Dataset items
--- Start ---
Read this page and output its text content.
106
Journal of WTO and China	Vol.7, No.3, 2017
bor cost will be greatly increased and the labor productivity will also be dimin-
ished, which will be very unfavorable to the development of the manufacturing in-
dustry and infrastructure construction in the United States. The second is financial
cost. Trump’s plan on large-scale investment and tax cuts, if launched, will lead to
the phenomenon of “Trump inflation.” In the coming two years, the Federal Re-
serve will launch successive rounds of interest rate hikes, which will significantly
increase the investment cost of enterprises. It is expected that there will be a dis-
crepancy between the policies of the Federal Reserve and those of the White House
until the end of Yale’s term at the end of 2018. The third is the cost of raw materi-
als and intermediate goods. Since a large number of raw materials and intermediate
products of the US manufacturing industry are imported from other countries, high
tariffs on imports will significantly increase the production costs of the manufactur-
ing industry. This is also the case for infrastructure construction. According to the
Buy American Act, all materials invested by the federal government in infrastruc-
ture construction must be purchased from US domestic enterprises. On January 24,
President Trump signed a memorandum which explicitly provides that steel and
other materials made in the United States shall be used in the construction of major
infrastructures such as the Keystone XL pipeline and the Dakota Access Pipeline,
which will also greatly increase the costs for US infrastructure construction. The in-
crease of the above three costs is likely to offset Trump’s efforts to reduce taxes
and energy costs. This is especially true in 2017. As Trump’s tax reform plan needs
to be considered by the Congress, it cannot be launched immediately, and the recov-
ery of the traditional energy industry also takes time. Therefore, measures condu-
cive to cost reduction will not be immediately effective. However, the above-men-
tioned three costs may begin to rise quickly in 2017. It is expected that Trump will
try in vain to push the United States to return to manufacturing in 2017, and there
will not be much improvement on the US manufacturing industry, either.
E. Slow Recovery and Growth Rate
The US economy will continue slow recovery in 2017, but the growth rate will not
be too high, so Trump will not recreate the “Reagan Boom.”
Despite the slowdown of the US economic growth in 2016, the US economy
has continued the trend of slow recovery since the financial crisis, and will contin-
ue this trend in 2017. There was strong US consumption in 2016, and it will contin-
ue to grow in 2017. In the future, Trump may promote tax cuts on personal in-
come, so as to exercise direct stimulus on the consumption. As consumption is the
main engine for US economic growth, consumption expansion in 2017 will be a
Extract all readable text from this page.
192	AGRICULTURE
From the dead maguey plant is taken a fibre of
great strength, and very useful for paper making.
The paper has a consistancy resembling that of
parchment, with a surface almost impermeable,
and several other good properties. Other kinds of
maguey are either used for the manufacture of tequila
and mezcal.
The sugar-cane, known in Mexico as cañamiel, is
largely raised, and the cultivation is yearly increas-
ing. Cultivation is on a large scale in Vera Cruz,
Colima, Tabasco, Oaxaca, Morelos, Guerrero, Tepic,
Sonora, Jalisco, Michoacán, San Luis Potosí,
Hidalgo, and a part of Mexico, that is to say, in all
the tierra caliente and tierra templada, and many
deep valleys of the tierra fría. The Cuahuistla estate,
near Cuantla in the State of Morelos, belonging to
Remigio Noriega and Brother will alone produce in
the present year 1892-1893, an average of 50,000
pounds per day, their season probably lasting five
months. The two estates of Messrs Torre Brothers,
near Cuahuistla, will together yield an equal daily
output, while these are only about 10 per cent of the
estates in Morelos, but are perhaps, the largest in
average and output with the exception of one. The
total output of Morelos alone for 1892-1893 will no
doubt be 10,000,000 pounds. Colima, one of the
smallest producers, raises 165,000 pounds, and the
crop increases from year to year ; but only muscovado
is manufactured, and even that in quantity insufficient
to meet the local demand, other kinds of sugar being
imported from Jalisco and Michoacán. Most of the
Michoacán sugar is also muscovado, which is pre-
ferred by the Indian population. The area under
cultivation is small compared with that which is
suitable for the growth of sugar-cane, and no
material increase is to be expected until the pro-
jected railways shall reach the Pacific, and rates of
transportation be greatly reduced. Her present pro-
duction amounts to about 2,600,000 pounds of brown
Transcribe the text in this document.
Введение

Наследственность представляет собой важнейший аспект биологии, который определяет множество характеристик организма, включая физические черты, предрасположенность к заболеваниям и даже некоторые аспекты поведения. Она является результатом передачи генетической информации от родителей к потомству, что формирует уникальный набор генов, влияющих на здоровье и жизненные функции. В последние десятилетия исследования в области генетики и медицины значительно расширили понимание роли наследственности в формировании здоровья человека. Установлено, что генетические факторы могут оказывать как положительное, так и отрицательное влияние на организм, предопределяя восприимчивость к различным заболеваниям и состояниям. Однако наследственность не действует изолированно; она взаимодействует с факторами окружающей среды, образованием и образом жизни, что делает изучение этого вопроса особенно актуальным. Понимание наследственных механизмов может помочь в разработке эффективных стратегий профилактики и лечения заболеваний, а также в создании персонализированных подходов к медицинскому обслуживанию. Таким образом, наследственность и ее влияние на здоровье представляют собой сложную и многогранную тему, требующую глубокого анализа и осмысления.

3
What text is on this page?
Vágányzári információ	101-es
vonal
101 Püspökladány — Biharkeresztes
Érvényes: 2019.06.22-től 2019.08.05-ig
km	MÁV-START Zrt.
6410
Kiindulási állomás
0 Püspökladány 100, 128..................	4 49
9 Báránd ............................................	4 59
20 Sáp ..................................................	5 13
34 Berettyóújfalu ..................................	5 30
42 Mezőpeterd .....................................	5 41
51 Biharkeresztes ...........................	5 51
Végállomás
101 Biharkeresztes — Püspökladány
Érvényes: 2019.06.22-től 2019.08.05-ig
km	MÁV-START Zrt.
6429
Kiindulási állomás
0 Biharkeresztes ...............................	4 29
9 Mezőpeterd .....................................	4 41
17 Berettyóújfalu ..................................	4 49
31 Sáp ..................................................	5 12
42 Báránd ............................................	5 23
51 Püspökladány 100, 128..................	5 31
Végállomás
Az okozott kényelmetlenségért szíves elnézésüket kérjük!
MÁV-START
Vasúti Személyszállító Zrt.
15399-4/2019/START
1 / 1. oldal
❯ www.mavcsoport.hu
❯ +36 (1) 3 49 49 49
--- End ---
Copy all of the data exactly.

Read this page and output its text content.
106
Journal of WTO and China	Vol.7, No.3, 2017
bor cost will be greatly increased and the labor productivity will also be dimin-
ished, which will be very unfavorable to the development of the manufacturing in-
dustry and infrastructure construction in the United States. The second is financial
cost. Trump’s plan on large-scale investment and tax cuts, if launched, will lead to
the phenomenon of “Trump inflation.” In the coming two years, the Federal Re-
serve will launch successive rounds of interest rate hikes, which will significantly
increase the investment cost of enterprises. It is expected that there will be a dis-
crepancy between the policies of the Federal Reserve and those of the White House
until the end of Yale’s term at the end of 2018. The third is the cost of raw materi-
als and intermediate goods. Since a large number of raw materials and intermediate
products of the US manufacturing industry are imported from other countries, high
tariffs on imports will significantly increase the production costs of the manufactur-
ing industry. This is also the case for infrastructure construction. According to the
Buy American Act, all materials invested by the federal government in infrastruc-
ture construction must be purchased from US domestic enterprises. On January 24,
President Trump signed a memorandum which explicitly provides that steel and
other materials made in the United States shall be used in the construction of major
infrastructures such as the Keystone XL pipeline and the Dakota Access Pipeline,
which will also greatly increase the costs for US infrastructure construction. The in-
crease of the above three costs is likely to offset Trump’s efforts to reduce taxes
and energy costs. This is especially true in 2017. As Trump’s tax reform plan needs
to be considered by the Congress, it cannot be launched immediately, and the recov-
ery of the traditional energy industry also takes time. Therefore, measures condu-
cive to cost reduction will not be immediately effective. However, the above-men-
tioned three costs may begin to rise quickly in 2017. It is expected that Trump will
try in vain to push the United States to return to manufacturing in 2017, and there
will not be much improvement on the US manufacturing industry, either.
E. Slow Recovery and Growth Rate
The US economy will continue slow recovery in 2017, but the growth rate will not
be too high, so Trump will not recreate the “Reagan Boom.”
Despite the slowdown of the US economic growth in 2016, the US economy
has continued the trend of slow recovery since the financial crisis, and will contin-
ue this trend in 2017. There was strong US consumption in 2016, and it will contin-
ue to grow in 2017. In the future, Trump may promote tax cuts on personal in-
come, so as to exercise direct stimulus on the consumption. As consumption is the
main engine for US economic growth, consumption expansion in 2017 will be a
Extract all readable text from this page.
192	AGRICULTURE
From the dead maguey plant is taken a fibre of
great strength, and very useful for paper making.
The paper has a consistancy resembling that of
parchment, with a surface almost impermeable,
and several other good properties. Other kinds of
maguey are either used for the manufacture of tequila
and mezcal.
The sugar-cane, known in Mexico as cañamiel, is
largely raised, and the cultivation is yearly increas-
ing. Cultivation is on a large scale in Vera Cruz,
Colima, Tabasco, Oaxaca, Morelos, Guerrero, Tepic,
Sonora, Jalisco, Michoacán, San Luis Potosí,
Hidalgo, and a part of Mexico, that is to say, in all
the tierra caliente and tierra templada, and many
deep valleys of the tierra fría. The Cuahuistla estate,
near Cuantla in the State of Morelos, belonging to
Remigio Noriega and Brother will alone produce in
the present year 1892-1893, an average of 50,000
pounds per day, their season probably lasting five
months. The two estates of Messrs Torre Brothers,
near Cuahuistla, will together yield an equal daily
output, while these are only about 10 per cent of the
estates in Morelos, but are perhaps, the largest in
average and output with the exception of one. The
total output of Morelos alone for 1892-1893 will no
doubt be 10,000,000 pounds. Colima, one of the
smallest producers, raises 165,000 pounds, and the
crop increases from year to year ; but only muscovado
is manufactured, and even that in quantity insufficient
to meet the local demand, other kinds of sugar being
imported from Jalisco and Michoacán. Most of the
Michoacán sugar is also muscovado, which is pre-
ferred by the Indian population. The area under
cultivation is small compared with that which is
suitable for the growth of sugar-cane, and no
material increase is to be expected until the pro-
jected railways shall reach the Pacific, and rates of
transportation be greatly reduced. Her present pro-
duction amounts to about 2,600,000 pounds of brown
Transcribe the text in this document.
Введение

Наследственность представляет собой важнейший аспект биологии, который определяет множество характеристик организма, включая физические черты, предрасположенность к заболеваниям и даже некоторые аспекты поведения. Она является результатом передачи генетической информации от родителей к потомству, что формирует уникальный набор генов, влияющих на здоровье и жизненные функции. В последние десятилетия исследования в области генетики и медицины значительно расширили понимание роли наследственности в формировании здоровья человека. Установлено, что генетические факторы могут оказывать как положительное, так и отрицательное влияние на организм, предопределяя восприимчивость к различным заболеваниям и состояниям. Однако наследственность не действует изолированно; она взаимодействует с факторами окружающей среды, образованием и образом жизни, что делает изучение этого вопроса особенно актуальным. Понимание наследственных механизмов может помочь в разработке эффективных стратегий профилактики и лечения заболеваний, а также в создании персонализированных подходов к медицинскому обслуживанию. Таким образом, наследственность и ее влияние на здоровье представляют собой сложную и многогранную тему, требующую глубокого анализа и осмысления.

3
What text is on this page?
Vágányzári információ	101-es
vonal
101 Püspökladány — Biharkeresztes
Érvényes: 2019.06.22-től 2019.08.05-ig
km	MÁV-START Zrt.
6410
Kiindulási állomás
0 Püspökladány 100, 128..................	4 49
9 Báránd ............................................	4 59
20 Sáp ..................................................	5 13
34 Berettyóújfalu ..................................	5 30
42 Mezőpeterd .....................................	5 41
51 Biharkeresztes ...........................	5 51
Végállomás
101 Biharkeresztes — Püspökladány
Érvényes: 2019.06.22-től 2019.08.05-ig
km	MÁV-START Zrt.
6429
Kiindulási állomás
0 Biharkeresztes ...............................	4 29
9 Mezőpeterd .....................................	4 41
17 Berettyóújfalu ..................................	4 49
31 Sáp ..................................................	5 12
42 Báránd ............................................	5 23
51 Püspökladány 100, 128..................	5 31
Végállomás
Az okozott kényelmetlenségért szíves elnézésüket kérjük!
MÁV-START
Vasúti Személyszállító Zrt.
15399-4/2019/START
1 / 1. oldal
❯ www.mavcsoport.hu
❯ +36 (1) 3 49 49 49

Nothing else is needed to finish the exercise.